→ PROBLEM STATEMENT:
Once a line is found to contain "triangle", copy it out of the listing.

→ ENTRIES SUPPLIED:
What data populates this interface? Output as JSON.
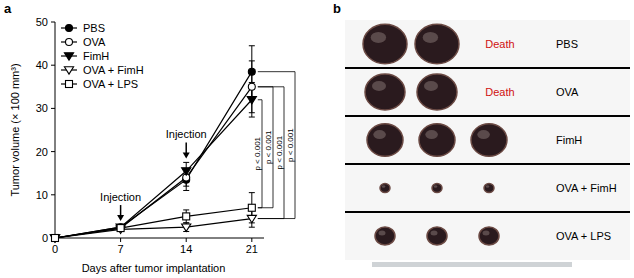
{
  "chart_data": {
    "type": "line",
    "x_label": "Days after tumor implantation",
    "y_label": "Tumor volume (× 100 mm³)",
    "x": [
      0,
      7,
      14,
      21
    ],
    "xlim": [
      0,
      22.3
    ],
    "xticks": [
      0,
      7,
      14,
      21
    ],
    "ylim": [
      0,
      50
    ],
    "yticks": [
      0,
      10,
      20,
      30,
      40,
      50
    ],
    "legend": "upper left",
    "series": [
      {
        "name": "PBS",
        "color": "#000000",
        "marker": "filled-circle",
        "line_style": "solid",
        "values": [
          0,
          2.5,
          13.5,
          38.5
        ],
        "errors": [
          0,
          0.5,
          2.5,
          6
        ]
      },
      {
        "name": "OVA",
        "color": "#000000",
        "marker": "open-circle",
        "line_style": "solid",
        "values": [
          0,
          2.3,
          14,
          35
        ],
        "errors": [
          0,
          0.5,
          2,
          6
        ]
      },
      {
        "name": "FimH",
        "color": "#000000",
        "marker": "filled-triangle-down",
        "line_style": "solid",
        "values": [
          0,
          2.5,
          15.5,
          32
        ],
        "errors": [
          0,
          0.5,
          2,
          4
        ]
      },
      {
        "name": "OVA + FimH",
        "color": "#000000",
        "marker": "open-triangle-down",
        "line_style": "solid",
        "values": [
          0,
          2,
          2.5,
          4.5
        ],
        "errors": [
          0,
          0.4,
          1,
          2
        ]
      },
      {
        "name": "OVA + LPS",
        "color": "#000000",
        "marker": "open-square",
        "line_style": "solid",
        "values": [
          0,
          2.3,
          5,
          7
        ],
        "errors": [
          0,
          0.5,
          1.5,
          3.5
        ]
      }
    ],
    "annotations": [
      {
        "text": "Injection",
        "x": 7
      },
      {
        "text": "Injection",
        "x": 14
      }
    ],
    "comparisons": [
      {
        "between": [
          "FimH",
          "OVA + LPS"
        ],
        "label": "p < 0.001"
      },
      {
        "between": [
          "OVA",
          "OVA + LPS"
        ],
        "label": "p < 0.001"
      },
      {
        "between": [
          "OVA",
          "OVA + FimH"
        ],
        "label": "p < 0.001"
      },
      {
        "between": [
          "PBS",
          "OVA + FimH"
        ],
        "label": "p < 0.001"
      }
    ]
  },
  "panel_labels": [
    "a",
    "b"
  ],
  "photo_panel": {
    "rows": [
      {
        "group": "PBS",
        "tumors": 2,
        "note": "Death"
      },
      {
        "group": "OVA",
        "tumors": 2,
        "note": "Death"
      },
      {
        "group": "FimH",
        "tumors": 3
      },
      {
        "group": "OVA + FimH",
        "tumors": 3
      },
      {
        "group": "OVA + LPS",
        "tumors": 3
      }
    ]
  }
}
==
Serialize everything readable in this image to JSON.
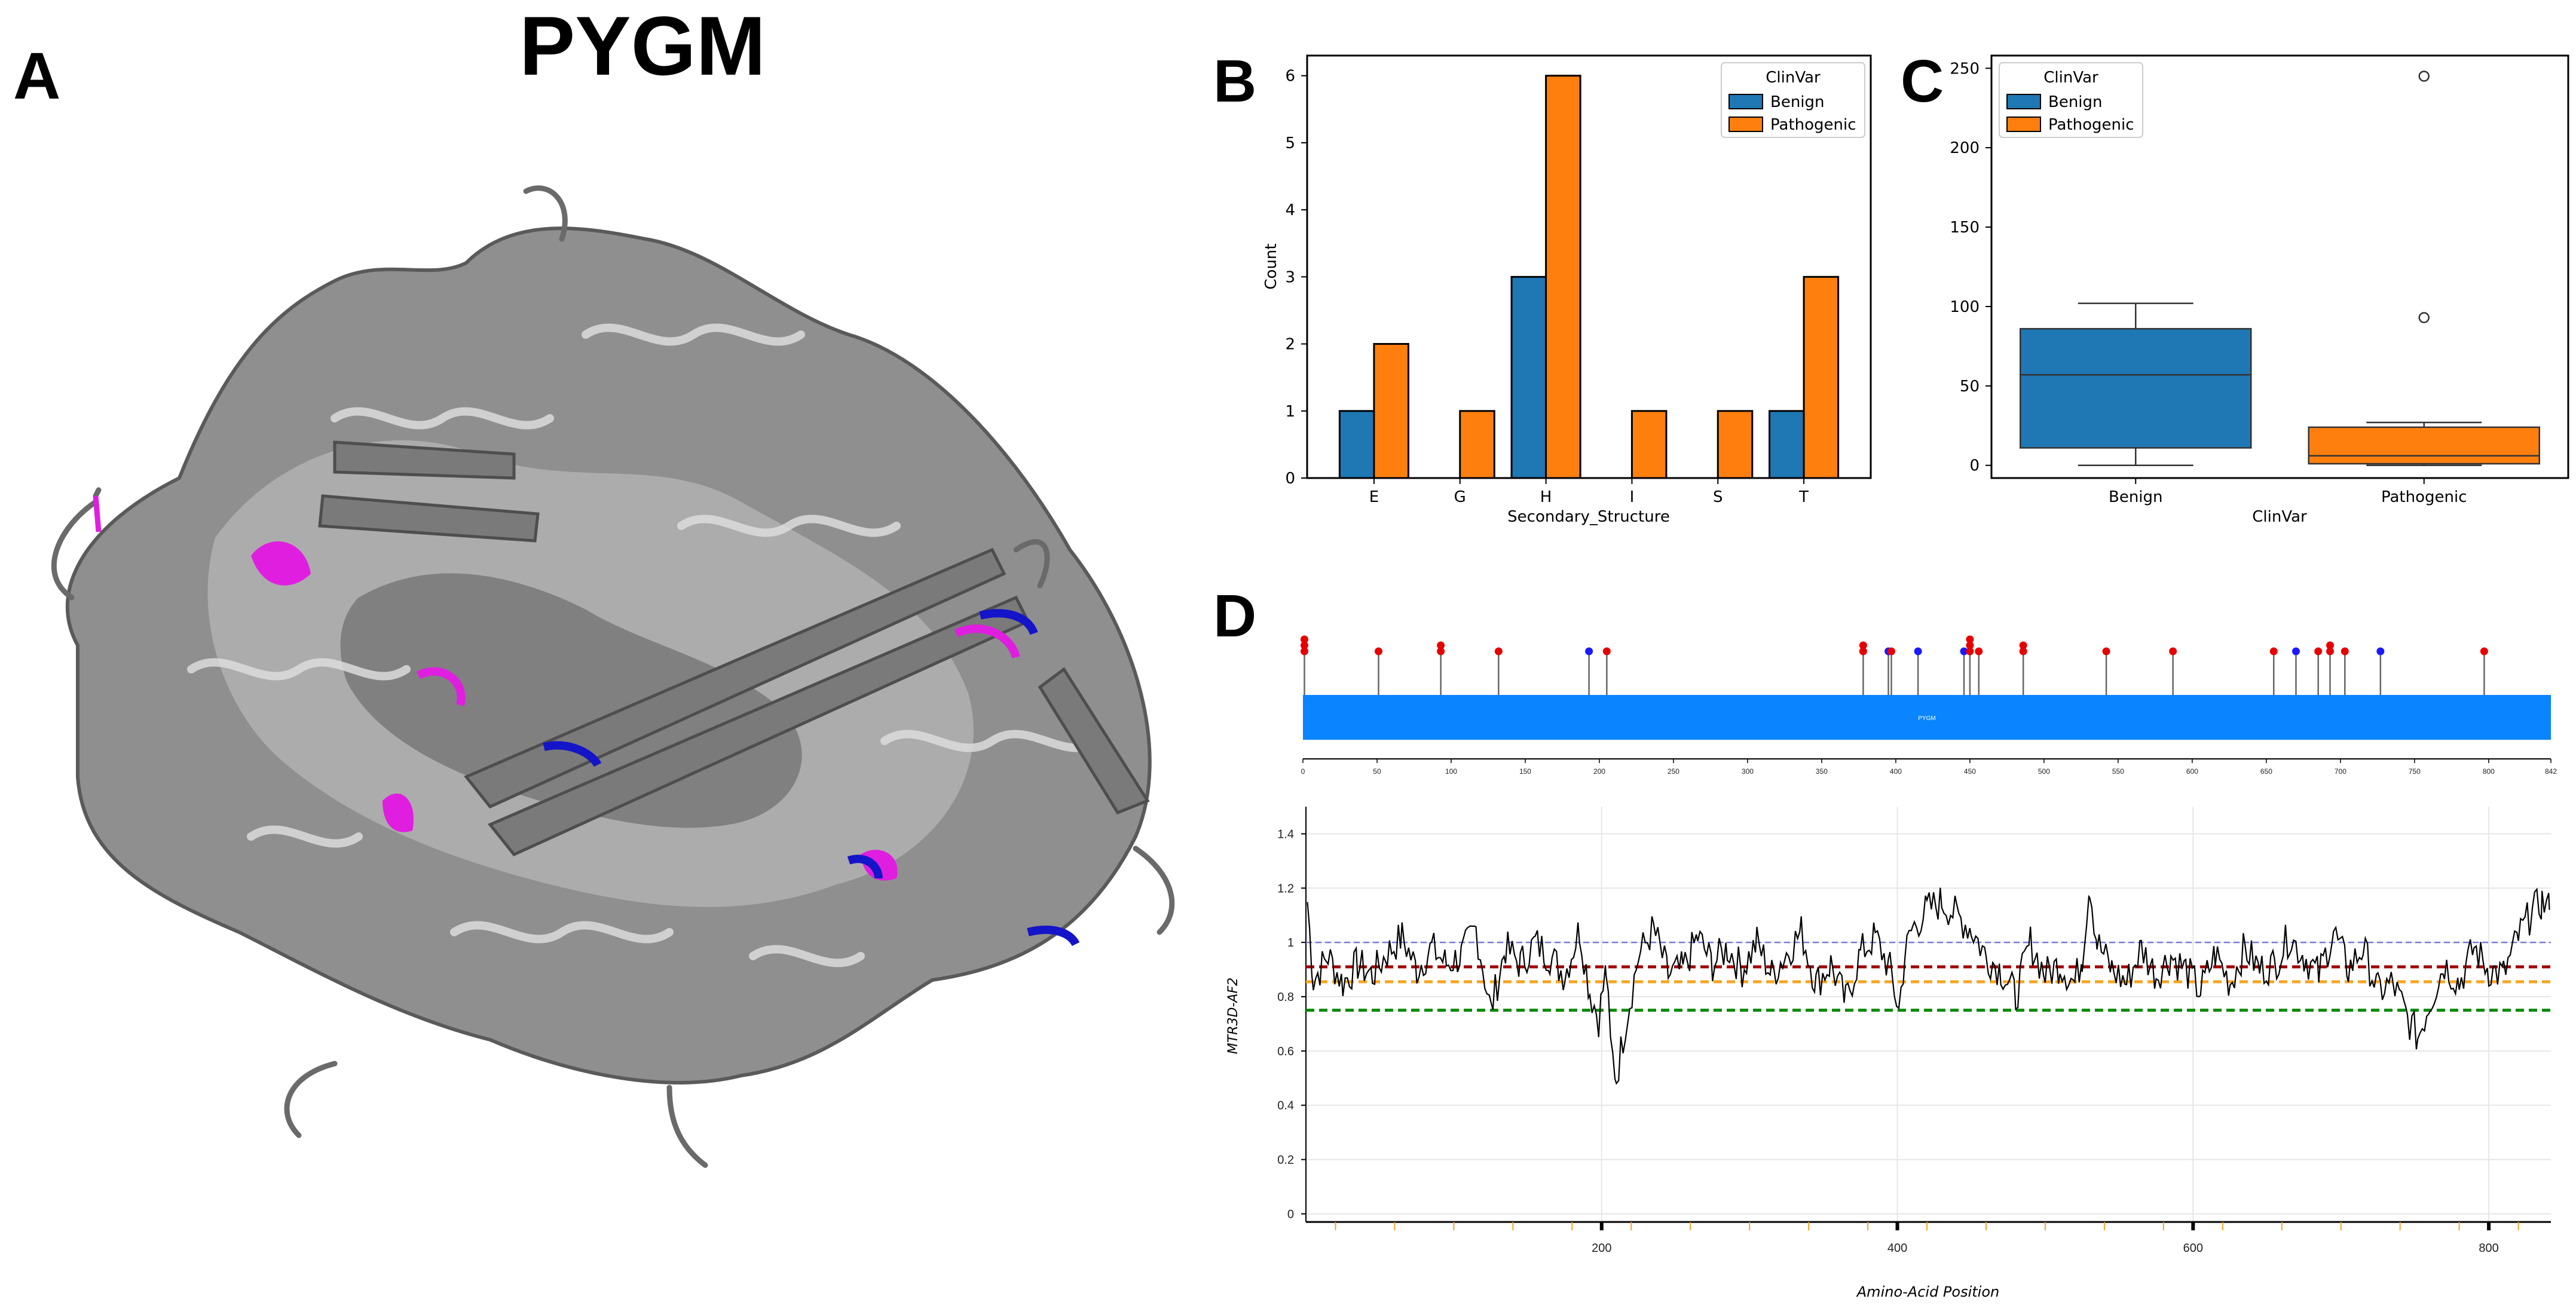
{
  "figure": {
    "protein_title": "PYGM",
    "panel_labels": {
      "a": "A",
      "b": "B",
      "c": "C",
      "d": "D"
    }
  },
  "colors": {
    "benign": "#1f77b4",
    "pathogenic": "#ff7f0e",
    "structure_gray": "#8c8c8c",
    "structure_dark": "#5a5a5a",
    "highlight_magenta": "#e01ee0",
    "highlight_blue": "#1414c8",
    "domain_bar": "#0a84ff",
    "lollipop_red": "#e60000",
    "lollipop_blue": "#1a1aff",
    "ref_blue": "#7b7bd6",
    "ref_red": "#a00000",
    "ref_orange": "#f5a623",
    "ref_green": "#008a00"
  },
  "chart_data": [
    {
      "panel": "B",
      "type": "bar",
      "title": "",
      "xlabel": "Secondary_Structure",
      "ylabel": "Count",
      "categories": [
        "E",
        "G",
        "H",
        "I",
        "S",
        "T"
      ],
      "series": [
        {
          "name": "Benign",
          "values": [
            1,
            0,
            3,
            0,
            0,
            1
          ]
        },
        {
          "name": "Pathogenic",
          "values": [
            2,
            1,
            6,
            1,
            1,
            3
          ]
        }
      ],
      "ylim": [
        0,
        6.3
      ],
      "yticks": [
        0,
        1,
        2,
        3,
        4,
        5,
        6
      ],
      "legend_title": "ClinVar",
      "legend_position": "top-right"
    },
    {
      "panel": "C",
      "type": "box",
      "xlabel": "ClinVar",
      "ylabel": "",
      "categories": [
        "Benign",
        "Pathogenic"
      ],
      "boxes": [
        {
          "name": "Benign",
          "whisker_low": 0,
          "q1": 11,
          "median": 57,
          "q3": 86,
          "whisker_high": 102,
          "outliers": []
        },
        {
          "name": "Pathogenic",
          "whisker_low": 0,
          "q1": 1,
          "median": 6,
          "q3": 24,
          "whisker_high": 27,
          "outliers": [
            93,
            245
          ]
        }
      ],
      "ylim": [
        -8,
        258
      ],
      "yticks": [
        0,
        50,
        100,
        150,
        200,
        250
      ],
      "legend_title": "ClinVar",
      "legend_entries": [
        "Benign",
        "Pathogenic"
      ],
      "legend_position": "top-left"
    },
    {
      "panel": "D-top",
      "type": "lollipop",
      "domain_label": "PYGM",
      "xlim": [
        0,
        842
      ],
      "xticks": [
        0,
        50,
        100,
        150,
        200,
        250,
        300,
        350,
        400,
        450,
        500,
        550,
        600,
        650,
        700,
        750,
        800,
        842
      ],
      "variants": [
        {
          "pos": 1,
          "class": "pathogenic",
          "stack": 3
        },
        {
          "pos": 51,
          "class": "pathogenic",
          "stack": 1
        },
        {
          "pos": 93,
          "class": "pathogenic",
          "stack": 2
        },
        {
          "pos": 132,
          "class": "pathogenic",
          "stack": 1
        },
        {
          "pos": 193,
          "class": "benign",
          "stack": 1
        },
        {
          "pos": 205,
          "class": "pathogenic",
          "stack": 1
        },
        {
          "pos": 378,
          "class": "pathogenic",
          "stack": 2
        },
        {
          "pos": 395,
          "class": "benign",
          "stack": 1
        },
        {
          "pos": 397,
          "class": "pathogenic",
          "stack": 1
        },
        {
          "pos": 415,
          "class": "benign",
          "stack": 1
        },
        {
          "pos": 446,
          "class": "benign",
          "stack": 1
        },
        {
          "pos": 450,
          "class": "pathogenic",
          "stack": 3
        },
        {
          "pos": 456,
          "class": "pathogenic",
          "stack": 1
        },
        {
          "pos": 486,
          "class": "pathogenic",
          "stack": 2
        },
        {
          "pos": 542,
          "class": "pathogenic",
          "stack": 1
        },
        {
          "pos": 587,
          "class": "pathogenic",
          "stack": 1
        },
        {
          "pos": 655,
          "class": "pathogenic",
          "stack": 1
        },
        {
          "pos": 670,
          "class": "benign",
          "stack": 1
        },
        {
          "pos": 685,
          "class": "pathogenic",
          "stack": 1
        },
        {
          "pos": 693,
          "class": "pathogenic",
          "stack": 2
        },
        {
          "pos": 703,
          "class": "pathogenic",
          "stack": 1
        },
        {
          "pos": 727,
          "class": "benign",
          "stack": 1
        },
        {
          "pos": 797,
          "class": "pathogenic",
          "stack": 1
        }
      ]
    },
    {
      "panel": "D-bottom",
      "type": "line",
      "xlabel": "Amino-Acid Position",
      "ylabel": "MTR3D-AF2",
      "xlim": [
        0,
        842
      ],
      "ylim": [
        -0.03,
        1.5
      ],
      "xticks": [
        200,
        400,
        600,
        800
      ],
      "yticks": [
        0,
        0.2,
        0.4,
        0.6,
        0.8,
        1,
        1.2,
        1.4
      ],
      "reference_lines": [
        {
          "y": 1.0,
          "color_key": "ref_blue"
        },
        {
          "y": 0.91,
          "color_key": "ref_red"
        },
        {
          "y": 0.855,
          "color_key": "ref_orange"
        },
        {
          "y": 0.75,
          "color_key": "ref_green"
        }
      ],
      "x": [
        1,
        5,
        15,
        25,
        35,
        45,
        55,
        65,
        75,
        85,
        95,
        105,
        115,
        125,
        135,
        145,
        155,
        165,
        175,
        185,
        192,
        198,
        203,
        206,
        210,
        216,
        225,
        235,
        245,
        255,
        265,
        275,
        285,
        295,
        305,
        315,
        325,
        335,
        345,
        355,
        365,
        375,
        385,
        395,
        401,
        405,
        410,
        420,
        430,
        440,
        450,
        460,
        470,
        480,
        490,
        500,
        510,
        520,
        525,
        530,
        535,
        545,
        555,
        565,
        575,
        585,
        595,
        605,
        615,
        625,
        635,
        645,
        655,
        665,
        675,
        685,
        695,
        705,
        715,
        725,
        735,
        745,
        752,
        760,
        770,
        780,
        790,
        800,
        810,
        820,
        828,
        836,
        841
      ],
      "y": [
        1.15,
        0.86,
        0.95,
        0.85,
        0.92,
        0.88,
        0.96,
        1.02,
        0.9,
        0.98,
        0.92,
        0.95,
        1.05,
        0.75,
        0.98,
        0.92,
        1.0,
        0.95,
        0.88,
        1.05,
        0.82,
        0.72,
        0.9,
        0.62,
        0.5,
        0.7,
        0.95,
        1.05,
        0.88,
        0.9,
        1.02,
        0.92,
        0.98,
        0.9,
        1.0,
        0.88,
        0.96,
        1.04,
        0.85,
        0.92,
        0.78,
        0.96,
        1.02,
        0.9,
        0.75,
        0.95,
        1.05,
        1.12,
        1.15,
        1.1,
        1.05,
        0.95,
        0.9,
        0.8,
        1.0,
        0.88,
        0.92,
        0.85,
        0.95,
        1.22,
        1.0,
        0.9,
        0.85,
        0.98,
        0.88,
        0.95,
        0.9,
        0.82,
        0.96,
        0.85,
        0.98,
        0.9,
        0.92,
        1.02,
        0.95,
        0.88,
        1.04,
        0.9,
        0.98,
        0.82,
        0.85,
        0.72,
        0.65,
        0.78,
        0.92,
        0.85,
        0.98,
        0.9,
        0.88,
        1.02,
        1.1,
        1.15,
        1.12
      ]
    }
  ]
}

→ PROBLEM SOLUTION:
        "marker": "filled-triangle-down",
        "marker": "open-triangle-down",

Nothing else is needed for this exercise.